begin Dataset excerpts

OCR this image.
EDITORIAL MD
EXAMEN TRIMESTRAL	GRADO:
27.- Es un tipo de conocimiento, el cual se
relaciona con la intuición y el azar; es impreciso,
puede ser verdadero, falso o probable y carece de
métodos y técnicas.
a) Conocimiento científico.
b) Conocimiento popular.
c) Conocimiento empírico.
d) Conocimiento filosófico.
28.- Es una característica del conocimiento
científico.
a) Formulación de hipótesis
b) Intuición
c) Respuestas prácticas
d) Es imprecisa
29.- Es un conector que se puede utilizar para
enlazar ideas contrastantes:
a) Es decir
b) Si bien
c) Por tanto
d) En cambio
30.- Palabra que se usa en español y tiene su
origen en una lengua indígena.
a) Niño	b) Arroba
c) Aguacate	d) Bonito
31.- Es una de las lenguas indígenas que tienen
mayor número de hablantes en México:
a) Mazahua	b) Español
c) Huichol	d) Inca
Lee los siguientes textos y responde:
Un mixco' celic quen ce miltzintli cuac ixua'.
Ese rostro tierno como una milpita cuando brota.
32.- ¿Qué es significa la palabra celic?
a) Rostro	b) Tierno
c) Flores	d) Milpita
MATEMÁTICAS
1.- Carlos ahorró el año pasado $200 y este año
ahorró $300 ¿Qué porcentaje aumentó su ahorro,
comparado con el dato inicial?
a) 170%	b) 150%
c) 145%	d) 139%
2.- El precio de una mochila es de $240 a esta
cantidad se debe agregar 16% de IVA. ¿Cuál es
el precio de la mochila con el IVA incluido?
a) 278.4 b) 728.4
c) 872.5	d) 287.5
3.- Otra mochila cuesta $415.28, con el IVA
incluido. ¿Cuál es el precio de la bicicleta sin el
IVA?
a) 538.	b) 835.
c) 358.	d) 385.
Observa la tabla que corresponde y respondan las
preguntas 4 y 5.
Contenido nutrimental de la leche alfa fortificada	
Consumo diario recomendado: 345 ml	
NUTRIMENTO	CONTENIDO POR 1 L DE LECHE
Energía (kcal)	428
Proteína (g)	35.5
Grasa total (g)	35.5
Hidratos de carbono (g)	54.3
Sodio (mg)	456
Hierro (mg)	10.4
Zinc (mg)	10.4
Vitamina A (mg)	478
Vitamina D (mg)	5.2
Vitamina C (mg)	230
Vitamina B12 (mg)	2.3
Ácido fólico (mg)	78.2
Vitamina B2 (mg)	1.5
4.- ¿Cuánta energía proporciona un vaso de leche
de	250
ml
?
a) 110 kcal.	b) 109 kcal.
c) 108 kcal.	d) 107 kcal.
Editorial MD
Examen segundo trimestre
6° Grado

end Dataset excerpts

Count the lines of the data that contain the string "celic", and reply with that number alone.

## Reply to the exercise
2